**DATASET CONTENT**:
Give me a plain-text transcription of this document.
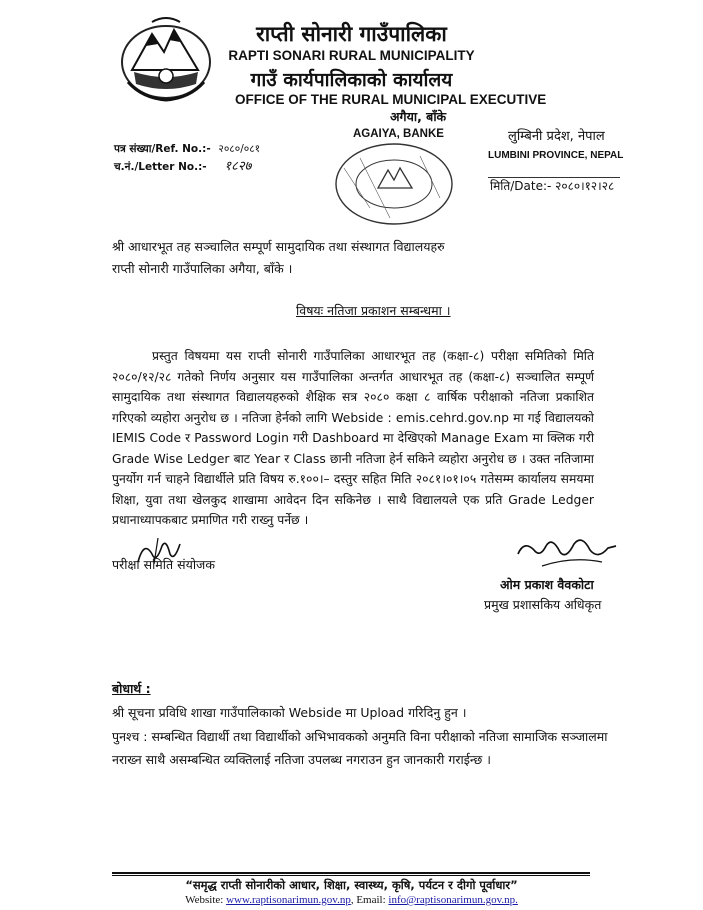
राप्ती सोनारी गाउँपालिका
RAPTI SONARI RURAL MUNICIPALITY
गाउँ कार्यपालिकाको कार्यालय
OFFICE OF THE RURAL MUNICIPAL EXECUTIVE
अगैया, बाँके
AGAIYA, BANKE	लुम्बिनी प्रदेश, नेपाल
LUMBINI PROVINCE, NEPAL
पत्र संख्या/Ref. No.:- २०८०/०८१
च.नं./Letter No.:- १८२७
मिति/Date:- २०८०।१२।२८
श्री आधारभूत तह सञ्चालित सम्पूर्ण सामुदायिक तथा संस्थागत विद्यालयहरु
राप्ती सोनारी गाउँपालिका अगैया, बाँके ।
विषयः नतिजा प्रकाशन सम्बन्धमा ।

प्रस्तुत विषयमा यस राप्ती सोनारी गाउँपालिका आधारभूत तह (कक्षा-८) परीक्षा समितिको मिति २०८०/१२/२८ गतेको निर्णय अनुसार यस गाउँपालिका अन्तर्गत आधारभूत तह (कक्षा-८) सञ्चालित सम्पूर्ण सामुदायिक तथा संस्थागत विद्यालयहरुको शैक्षिक सत्र २०८० कक्षा ८ वार्षिक परीक्षाको नतिजा प्रकाशित गरिएको व्यहोरा अनुरोध छ । नतिजा हेर्नको लागि Webside : emis.cehrd.gov.np मा गई विद्यालयको IEMIS Code र Password Login गरी Dashboard मा देखिएको Manage Exam मा क्लिक गरी Grade Wise Ledger बाट Year र Class छानी नतिजा हेर्न सकिने व्यहोरा अनुरोध छ । उक्त नतिजामा पुनर्योग गर्न चाहने विद्यार्थीले प्रति विषय रु.१००।– दस्तुर सहित मिति २०८१।०१।०५ गतेसम्म कार्यालय समयमा शिक्षा, युवा तथा खेलकुद शाखामा आवेदन दिन सकिनेछ । साथै विद्यालयले एक प्रति Grade Ledger प्रधानाध्यापकबाट प्रमाणित गरी राख्नु पर्नेछ ।

परीक्षा समिति संयोजक
ओम प्रकाश वैवकोटा
प्रमुख प्रशासकिय अधिकृत
बोधार्थ :
श्री सूचना प्रविधि शाखा गाउँपालिकाको Webside मा Upload गरिदिनु हुन ।
पुनश्च : सम्बन्धित विद्यार्थी तथा विद्यार्थीको अभिभावकको अनुमति विना परीक्षाको नतिजा सामाजिक सञ्जालमा
नराख्न साथै असम्बन्धित व्यक्तिलाई नतिजा उपलब्ध नगराउन हुन जानकारी गराईन्छ ।
“समृद्ध राप्ती सोनारीको आधार, शिक्षा, स्वास्थ्य, कृषि, पर्यटन र दीगो पूर्वाधार”
Website: www.raptisonarimun.gov.np, Email: info@raptisonarimun.gov.np.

**WHAT NEEDS TO BE DONE**:
Show every line of the records above that contains the word "RURAL".

**RESPONSE FOR THIS EXERCISE**:
RAPTI SONARI RURAL MUNICIPALITY
OFFICE OF THE RURAL MUNICIPAL EXECUTIVE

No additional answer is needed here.